[BEGIN]

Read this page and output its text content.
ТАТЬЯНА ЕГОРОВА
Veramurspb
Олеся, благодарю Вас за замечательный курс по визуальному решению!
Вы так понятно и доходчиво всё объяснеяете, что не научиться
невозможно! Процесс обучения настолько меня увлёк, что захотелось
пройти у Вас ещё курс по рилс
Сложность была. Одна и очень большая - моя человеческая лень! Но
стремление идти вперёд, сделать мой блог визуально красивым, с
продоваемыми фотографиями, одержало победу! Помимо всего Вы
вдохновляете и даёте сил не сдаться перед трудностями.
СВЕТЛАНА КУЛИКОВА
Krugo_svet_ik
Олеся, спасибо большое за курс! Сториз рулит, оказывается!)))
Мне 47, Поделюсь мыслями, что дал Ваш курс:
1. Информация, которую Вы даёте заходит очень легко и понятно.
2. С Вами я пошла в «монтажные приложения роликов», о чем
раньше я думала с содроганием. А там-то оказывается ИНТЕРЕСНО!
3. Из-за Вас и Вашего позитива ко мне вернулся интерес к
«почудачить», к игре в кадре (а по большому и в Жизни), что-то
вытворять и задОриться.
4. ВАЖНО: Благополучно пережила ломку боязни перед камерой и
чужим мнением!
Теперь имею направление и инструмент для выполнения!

[END]

▸ **DIRECTION**:
Show all lines from the data above in which the word "перед" appears.

▸ **RESPONSE FOR THIS EXERCISE**:
вдохновляете и даёте сил не сдаться перед трудностями.
4. ВАЖНО: Благополучно пережила ломку боязни перед камерой и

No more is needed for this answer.